### JOB:
Filter the records for lines holding the string "Share".

Stored data
######

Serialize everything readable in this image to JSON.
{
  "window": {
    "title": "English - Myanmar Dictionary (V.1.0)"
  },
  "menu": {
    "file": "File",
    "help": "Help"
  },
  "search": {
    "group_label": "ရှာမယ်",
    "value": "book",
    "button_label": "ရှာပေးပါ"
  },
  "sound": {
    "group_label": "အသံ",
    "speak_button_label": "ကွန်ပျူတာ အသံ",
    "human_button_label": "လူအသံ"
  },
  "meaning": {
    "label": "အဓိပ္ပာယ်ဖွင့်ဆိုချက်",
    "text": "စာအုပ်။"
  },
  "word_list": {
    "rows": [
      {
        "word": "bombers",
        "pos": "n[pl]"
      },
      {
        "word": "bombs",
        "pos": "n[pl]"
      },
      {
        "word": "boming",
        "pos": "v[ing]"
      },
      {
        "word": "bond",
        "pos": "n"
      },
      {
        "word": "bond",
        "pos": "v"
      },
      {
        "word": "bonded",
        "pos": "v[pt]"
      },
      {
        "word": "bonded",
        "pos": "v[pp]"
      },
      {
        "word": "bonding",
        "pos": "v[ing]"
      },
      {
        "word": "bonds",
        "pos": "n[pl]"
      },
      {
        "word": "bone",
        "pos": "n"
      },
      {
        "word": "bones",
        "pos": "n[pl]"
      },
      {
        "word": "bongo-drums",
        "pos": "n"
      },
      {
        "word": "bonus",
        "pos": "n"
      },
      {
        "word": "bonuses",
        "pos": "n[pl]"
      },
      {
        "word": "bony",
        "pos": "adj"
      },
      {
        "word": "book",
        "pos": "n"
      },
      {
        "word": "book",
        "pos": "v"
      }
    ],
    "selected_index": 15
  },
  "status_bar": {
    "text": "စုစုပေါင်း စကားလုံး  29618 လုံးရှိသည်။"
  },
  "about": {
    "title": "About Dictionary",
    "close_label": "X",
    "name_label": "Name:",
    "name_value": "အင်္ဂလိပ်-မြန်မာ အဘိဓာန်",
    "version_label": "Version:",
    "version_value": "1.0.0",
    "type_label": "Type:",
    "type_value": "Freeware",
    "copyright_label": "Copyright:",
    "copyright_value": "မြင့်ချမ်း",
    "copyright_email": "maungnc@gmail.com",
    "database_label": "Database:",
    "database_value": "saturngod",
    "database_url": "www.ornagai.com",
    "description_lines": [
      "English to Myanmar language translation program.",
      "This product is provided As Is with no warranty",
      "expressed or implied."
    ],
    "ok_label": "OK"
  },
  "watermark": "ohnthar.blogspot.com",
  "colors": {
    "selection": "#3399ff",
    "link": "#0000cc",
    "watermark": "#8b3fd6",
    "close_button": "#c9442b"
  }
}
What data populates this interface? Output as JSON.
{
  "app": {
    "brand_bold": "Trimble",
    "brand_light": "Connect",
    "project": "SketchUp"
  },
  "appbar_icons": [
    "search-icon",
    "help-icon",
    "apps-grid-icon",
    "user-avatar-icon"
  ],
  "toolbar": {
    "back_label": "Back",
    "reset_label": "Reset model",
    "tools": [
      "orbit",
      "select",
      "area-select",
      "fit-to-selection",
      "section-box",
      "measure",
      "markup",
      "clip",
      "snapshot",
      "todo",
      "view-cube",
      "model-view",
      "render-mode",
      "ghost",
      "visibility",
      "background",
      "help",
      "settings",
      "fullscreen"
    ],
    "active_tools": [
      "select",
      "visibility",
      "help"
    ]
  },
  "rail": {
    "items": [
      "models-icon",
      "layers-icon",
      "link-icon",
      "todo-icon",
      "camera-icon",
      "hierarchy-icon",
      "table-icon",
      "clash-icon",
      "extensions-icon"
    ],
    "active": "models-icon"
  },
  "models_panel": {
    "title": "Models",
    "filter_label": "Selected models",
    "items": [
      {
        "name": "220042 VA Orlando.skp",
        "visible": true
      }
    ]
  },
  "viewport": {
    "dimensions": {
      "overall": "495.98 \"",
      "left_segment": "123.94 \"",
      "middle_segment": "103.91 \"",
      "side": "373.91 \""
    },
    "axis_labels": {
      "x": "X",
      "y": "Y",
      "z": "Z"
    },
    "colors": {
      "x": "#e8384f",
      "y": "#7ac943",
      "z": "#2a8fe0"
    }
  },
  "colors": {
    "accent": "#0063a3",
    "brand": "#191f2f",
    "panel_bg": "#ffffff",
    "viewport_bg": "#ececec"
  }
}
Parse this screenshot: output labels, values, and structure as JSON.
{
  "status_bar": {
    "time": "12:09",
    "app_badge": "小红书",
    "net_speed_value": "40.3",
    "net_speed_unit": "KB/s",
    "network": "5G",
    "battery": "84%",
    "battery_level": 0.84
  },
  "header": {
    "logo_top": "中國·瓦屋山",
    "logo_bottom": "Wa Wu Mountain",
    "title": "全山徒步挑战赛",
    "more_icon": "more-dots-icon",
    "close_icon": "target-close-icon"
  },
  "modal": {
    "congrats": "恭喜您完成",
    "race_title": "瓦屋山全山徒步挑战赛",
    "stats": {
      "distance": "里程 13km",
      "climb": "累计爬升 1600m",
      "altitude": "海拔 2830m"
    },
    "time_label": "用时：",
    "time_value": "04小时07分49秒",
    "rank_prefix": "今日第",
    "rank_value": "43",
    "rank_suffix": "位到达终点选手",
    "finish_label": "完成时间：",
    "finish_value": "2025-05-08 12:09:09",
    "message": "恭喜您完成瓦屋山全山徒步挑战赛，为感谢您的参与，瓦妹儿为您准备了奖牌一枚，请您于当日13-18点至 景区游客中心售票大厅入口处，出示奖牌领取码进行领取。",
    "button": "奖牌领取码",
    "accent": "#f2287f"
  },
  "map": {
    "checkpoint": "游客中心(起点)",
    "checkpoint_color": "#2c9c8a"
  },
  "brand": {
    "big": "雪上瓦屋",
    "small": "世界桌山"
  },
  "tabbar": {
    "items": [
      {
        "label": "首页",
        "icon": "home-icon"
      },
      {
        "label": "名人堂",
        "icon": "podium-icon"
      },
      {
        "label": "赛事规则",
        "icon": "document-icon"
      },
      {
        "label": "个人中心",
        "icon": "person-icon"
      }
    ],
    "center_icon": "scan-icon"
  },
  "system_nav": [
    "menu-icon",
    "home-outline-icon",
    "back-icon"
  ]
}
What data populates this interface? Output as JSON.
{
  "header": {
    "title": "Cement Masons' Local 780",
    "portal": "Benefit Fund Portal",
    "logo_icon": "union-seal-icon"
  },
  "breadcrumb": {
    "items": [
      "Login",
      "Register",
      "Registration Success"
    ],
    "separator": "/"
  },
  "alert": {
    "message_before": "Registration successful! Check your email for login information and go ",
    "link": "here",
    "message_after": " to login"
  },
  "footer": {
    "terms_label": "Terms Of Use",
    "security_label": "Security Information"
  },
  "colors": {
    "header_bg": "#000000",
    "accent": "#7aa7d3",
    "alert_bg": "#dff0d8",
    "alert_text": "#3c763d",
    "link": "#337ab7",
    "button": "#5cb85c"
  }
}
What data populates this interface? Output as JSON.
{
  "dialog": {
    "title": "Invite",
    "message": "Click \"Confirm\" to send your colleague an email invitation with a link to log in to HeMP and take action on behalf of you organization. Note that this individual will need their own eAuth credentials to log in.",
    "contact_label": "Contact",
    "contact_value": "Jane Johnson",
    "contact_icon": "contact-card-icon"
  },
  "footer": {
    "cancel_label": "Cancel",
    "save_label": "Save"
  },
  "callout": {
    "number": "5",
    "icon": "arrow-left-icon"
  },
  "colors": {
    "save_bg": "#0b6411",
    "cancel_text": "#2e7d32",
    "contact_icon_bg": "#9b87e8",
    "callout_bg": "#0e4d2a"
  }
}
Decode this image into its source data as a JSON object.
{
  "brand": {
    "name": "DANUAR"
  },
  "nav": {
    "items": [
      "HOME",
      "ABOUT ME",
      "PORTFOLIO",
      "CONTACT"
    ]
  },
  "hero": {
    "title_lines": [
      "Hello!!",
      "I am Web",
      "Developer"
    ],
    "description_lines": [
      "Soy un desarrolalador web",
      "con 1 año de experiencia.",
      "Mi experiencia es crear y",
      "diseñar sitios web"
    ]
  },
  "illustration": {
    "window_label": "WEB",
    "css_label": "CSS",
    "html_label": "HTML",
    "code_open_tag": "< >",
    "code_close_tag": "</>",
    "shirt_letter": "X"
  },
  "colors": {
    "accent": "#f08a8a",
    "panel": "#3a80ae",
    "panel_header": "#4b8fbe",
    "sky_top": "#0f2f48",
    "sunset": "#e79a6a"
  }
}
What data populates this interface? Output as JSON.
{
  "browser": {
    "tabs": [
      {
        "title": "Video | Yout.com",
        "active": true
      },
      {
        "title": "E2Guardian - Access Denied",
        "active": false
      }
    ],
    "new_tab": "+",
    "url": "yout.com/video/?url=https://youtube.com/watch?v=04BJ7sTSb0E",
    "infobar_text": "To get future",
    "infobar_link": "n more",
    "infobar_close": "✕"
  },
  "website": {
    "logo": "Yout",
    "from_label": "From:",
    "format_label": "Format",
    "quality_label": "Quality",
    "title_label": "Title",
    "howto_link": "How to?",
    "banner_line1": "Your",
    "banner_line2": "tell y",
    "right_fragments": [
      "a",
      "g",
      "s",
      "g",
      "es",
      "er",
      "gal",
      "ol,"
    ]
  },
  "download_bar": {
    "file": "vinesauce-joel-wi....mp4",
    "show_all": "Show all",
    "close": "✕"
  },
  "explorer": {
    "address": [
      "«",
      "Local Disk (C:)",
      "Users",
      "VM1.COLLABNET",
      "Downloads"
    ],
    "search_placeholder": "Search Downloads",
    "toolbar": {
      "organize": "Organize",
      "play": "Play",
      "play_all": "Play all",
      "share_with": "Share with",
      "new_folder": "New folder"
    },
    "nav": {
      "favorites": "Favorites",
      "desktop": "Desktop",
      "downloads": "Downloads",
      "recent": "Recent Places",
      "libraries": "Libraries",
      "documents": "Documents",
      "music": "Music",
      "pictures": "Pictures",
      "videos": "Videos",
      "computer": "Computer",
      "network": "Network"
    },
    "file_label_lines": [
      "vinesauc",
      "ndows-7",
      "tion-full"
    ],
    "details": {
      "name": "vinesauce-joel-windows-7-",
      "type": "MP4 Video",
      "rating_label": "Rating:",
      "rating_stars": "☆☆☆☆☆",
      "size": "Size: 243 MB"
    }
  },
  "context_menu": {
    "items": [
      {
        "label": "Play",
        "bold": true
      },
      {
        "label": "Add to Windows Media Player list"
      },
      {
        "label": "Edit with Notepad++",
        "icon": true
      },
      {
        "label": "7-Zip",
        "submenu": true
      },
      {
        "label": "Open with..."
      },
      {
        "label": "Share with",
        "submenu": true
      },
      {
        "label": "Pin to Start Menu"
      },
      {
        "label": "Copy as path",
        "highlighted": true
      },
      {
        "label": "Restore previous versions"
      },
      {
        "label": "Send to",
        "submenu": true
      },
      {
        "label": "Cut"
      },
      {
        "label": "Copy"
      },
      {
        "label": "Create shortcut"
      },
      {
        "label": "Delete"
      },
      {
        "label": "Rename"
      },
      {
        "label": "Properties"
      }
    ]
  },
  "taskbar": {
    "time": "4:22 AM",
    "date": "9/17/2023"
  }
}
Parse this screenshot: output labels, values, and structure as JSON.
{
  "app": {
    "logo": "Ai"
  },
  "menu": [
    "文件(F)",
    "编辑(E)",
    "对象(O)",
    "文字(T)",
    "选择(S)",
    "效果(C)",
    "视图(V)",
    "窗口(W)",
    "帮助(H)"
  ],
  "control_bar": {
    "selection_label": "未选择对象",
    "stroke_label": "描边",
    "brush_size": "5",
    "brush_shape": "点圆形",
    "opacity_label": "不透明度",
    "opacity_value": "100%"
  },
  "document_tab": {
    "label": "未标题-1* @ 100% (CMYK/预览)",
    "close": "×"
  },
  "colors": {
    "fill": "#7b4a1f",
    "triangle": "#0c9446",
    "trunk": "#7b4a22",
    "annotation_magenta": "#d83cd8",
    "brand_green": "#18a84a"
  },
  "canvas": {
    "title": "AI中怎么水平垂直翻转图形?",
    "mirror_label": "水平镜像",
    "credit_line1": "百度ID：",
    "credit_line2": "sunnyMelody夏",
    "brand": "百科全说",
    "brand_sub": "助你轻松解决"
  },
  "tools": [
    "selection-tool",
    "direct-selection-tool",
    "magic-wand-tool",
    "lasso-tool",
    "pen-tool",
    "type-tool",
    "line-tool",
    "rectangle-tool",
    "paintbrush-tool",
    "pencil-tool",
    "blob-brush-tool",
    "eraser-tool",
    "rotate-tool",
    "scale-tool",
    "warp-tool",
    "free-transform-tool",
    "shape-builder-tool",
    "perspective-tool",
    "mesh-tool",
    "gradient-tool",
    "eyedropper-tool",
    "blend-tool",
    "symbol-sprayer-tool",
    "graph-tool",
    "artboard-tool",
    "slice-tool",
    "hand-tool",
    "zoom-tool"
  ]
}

######

### ANSWER FOR THIS EXERCISE:
      "share_with": "Share with",
        "label": "Share with",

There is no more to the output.